*** Extracted entries

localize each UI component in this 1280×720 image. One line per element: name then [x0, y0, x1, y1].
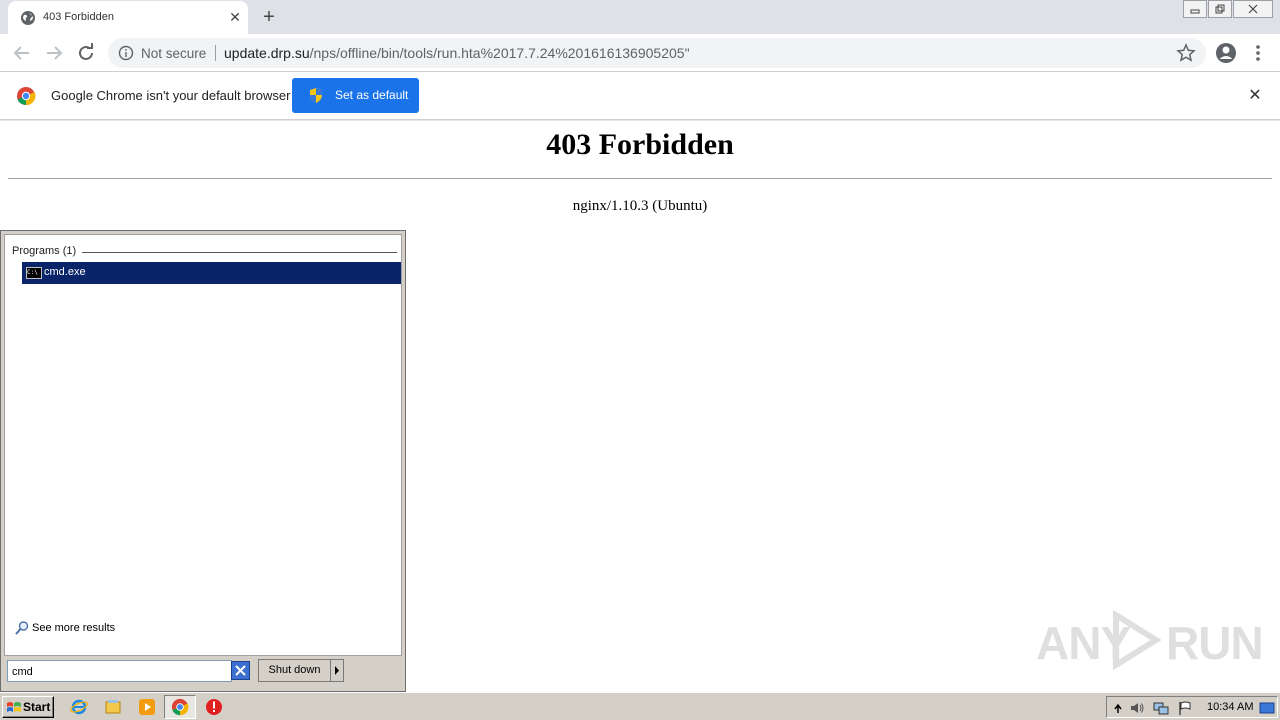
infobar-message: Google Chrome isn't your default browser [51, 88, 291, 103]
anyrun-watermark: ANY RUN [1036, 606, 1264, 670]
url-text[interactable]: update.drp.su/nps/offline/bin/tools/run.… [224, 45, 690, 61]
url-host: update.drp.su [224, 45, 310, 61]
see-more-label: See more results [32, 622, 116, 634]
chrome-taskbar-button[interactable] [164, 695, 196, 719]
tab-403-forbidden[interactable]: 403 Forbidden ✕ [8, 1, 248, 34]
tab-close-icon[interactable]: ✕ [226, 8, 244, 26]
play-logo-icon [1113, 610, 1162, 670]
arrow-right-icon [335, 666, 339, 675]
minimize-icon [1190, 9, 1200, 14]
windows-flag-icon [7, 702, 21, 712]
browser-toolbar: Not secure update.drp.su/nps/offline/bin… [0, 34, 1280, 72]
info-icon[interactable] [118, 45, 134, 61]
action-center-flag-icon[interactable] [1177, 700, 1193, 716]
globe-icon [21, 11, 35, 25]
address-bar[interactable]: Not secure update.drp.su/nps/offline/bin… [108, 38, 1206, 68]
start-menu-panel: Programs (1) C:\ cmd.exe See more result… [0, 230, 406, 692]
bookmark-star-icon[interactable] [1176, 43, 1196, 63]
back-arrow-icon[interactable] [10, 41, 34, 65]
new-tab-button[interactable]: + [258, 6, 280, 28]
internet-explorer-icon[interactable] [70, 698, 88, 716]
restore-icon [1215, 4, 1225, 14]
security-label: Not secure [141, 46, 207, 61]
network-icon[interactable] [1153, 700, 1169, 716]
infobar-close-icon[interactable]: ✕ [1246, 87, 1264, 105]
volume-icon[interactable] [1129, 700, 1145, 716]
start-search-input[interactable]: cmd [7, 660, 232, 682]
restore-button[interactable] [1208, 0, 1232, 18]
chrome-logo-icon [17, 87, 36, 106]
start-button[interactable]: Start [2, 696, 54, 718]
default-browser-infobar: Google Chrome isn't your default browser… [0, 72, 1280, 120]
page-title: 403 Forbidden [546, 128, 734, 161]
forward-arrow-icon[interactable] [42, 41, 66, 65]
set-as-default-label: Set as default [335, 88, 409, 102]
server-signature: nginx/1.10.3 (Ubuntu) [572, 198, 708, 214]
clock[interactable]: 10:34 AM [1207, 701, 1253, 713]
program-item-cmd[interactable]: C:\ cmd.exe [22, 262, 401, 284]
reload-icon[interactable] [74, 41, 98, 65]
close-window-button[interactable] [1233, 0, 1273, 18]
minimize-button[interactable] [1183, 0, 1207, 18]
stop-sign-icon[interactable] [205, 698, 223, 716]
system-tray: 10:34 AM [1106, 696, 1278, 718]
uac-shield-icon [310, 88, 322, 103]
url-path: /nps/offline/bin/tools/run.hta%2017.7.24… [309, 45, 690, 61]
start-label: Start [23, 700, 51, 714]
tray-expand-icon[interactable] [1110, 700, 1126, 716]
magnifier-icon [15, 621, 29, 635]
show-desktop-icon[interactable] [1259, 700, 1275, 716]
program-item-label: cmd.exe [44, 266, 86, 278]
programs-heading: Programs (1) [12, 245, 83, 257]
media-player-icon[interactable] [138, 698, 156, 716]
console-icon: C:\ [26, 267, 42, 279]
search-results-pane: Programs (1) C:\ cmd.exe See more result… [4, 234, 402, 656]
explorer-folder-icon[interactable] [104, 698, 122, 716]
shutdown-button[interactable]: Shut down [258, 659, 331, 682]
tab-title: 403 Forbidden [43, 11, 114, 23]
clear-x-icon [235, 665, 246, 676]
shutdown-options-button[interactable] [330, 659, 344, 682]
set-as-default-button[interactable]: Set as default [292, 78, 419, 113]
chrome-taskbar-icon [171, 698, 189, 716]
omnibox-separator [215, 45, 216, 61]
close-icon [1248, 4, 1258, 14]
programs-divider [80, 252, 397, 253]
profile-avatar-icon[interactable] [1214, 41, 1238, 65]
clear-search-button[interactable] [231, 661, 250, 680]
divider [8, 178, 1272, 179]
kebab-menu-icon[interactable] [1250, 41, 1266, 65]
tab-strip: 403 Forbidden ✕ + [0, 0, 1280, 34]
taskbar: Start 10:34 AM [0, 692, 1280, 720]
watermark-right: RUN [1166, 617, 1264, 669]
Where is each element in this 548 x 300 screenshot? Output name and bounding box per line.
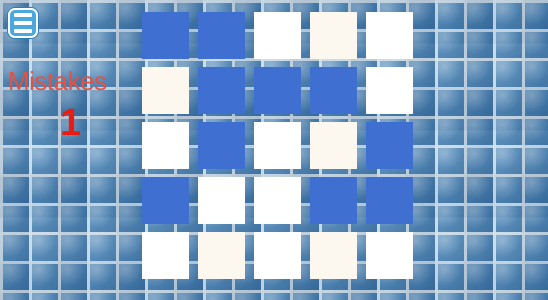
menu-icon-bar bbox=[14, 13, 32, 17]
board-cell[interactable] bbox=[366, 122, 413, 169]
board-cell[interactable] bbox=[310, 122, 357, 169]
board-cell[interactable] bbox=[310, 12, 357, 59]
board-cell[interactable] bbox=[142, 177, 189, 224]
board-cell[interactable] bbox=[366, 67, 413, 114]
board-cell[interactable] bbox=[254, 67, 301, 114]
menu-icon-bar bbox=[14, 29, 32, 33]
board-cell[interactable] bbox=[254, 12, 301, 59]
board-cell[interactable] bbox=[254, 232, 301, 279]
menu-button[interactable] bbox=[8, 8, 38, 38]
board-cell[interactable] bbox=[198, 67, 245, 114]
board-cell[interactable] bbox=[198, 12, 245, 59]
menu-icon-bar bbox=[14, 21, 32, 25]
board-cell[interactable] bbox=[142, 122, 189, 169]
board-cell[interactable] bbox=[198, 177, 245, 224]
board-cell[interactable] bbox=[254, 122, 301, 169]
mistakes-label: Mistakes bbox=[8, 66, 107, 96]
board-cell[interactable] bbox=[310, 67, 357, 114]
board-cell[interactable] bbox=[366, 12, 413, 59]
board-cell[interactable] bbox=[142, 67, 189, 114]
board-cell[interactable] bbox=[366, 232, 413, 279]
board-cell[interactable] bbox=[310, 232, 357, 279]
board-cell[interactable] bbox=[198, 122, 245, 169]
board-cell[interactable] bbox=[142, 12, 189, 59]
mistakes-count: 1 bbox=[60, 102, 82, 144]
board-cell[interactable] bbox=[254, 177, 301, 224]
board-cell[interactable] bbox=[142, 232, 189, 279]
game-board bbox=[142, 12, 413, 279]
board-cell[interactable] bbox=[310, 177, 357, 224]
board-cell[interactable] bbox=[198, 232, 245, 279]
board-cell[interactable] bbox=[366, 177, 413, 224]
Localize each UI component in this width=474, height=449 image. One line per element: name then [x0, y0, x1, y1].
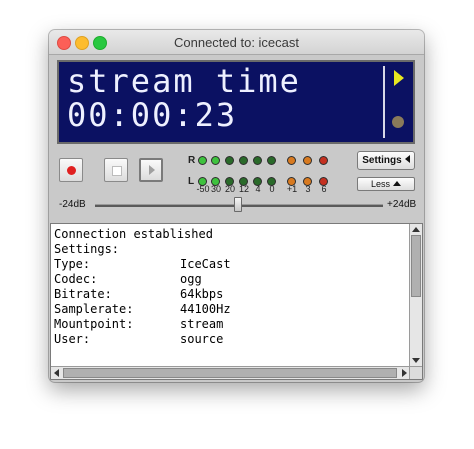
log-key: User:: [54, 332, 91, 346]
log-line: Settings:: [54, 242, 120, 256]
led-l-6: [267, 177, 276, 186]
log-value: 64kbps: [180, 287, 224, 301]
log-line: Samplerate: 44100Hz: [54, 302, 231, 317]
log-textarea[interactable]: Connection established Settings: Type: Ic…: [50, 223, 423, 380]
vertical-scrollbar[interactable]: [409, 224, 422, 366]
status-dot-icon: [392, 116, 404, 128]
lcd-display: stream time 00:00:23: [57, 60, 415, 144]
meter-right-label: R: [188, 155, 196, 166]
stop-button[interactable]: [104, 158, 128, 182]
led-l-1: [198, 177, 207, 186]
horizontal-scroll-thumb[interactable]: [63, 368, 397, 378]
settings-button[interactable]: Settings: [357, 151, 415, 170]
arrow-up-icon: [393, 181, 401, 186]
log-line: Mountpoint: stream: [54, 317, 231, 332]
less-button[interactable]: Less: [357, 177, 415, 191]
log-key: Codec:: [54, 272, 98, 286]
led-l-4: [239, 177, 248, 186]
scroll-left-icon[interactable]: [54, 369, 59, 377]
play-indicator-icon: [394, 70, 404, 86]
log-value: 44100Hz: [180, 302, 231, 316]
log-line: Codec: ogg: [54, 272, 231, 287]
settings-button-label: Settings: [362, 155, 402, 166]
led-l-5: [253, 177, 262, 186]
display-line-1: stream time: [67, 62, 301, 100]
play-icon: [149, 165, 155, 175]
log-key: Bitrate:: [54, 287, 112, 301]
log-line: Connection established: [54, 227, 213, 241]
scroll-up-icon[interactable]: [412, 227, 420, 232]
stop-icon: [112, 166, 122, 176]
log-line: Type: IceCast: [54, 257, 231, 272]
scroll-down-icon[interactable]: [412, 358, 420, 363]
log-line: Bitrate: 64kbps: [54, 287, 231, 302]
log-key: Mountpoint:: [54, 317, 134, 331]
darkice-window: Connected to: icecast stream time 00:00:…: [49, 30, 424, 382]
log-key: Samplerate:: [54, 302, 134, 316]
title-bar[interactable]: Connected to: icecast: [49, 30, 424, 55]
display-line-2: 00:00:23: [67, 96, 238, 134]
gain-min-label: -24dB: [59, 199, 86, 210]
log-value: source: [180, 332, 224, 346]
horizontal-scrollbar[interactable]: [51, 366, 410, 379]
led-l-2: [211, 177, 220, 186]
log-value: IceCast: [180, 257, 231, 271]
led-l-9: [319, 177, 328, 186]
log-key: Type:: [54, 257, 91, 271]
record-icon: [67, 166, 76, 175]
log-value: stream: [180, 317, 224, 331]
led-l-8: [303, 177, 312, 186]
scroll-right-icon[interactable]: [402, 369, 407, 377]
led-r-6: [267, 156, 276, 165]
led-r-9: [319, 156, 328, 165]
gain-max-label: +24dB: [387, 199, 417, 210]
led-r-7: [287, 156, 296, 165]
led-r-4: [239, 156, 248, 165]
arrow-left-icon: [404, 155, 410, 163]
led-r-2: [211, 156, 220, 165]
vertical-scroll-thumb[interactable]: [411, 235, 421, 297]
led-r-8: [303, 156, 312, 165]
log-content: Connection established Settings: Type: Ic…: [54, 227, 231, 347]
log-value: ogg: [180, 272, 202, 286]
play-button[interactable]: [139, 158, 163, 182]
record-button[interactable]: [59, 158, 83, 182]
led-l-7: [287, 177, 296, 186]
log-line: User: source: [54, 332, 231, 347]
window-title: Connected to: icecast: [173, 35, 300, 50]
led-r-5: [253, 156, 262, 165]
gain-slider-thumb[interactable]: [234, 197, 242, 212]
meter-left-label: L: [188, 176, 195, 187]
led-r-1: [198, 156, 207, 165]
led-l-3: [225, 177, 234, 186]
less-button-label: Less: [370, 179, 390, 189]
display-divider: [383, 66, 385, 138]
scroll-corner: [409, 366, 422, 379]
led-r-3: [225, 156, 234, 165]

******
*** Extracted entries

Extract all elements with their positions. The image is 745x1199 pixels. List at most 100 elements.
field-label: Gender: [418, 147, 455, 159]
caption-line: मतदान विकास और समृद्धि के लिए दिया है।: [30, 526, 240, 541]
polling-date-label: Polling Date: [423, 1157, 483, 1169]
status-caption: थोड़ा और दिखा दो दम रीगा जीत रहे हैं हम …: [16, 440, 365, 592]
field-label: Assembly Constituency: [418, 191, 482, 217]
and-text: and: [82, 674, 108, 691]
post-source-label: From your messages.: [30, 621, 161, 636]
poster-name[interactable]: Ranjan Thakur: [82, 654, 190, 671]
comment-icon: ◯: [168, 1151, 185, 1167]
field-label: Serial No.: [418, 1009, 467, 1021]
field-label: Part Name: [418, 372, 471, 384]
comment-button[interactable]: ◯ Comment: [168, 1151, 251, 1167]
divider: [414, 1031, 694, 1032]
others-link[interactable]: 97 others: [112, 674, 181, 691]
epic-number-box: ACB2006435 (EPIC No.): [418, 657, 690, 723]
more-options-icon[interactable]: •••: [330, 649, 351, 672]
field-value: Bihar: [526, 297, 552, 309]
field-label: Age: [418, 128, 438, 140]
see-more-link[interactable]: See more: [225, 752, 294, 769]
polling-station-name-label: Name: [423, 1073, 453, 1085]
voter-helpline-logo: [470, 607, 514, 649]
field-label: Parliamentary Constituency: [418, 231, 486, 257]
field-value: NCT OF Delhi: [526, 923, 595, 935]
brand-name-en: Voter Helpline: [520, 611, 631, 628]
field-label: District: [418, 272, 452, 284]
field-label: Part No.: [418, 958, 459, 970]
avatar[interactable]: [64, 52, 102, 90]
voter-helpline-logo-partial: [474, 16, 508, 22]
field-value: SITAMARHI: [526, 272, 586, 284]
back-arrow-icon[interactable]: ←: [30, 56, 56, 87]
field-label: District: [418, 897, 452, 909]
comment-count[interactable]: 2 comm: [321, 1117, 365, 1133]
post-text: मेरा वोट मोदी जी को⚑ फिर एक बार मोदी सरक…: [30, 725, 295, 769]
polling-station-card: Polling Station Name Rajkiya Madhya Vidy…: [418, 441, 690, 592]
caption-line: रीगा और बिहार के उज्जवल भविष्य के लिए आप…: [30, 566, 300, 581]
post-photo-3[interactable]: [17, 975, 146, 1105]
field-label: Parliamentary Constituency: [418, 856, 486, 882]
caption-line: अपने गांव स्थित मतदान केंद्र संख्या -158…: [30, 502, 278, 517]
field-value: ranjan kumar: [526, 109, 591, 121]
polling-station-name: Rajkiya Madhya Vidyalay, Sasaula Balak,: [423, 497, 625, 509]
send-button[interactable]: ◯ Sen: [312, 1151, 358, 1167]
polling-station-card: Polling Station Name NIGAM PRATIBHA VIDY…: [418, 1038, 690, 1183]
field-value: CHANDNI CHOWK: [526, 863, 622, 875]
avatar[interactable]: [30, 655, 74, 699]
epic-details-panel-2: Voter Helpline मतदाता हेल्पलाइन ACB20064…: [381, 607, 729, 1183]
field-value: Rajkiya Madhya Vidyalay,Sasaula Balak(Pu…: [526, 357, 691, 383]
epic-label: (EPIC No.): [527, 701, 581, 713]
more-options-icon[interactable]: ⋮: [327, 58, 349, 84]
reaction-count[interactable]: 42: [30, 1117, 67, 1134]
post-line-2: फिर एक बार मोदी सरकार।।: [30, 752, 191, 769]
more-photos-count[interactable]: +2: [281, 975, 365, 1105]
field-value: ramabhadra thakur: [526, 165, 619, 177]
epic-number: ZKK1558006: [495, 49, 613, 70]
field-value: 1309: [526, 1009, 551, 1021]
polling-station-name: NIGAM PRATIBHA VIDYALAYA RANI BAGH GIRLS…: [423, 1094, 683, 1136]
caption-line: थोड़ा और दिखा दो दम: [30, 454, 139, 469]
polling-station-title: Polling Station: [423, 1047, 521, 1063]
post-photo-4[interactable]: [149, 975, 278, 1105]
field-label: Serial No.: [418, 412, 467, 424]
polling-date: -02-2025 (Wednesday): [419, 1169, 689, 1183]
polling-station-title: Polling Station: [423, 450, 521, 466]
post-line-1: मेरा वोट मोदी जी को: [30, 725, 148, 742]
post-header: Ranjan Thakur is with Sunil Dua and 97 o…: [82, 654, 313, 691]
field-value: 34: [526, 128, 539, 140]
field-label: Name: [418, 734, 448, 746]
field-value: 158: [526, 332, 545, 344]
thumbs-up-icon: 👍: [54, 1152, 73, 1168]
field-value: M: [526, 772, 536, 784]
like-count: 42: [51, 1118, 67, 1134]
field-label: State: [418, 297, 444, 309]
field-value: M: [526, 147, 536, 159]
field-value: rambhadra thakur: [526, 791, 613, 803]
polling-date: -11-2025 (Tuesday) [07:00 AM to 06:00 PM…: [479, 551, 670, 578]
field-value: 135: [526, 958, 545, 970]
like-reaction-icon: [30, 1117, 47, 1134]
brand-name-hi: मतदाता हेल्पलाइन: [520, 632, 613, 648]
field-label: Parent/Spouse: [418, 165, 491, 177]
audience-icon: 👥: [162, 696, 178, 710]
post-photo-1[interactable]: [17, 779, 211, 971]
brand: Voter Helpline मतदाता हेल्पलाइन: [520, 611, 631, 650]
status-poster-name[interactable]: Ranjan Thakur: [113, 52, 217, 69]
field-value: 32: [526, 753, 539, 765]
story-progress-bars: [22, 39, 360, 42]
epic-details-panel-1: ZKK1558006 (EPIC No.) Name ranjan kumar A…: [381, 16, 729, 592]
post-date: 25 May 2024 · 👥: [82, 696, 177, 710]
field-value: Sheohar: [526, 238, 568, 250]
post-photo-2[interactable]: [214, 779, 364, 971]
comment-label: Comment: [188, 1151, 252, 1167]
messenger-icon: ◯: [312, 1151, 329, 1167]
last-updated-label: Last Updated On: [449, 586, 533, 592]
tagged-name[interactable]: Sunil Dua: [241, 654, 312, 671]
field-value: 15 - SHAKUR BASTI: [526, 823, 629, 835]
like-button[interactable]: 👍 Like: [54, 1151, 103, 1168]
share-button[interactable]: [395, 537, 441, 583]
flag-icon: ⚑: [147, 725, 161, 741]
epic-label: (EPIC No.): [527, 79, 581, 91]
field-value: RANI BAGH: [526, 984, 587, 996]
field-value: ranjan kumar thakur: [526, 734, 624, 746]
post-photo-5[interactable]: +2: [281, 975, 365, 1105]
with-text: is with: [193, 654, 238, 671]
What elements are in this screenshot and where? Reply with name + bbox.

******

> [Instructions to follow] Please return, word for word, the lines of the listing from the one containing "menu-icon-bar bbox=[14, 13, 32, 17]" through the one containing "board-cell[interactable] bbox=[366, 12, 413, 59]", with both of those lines included.

> [Solution for this problem]
menu-icon-bar bbox=[14, 13, 32, 17]
board-cell[interactable] bbox=[366, 122, 413, 169]
board-cell[interactable] bbox=[310, 122, 357, 169]
board-cell[interactable] bbox=[310, 12, 357, 59]
board-cell[interactable] bbox=[142, 177, 189, 224]
board-cell[interactable] bbox=[366, 67, 413, 114]
board-cell[interactable] bbox=[254, 67, 301, 114]
menu-icon-bar bbox=[14, 29, 32, 33]
board-cell[interactable] bbox=[254, 12, 301, 59]
board-cell[interactable] bbox=[254, 232, 301, 279]
menu-button[interactable] bbox=[8, 8, 38, 38]
board-cell[interactable] bbox=[198, 67, 245, 114]
board-cell[interactable] bbox=[198, 12, 245, 59]
menu-icon-bar bbox=[14, 21, 32, 25]
board-cell[interactable] bbox=[142, 122, 189, 169]
board-cell[interactable] bbox=[198, 177, 245, 224]
board-cell[interactable] bbox=[254, 122, 301, 169]
mistakes-label: Mistakes bbox=[8, 66, 107, 96]
board-cell[interactable] bbox=[310, 67, 357, 114]
board-cell[interactable] bbox=[366, 12, 413, 59]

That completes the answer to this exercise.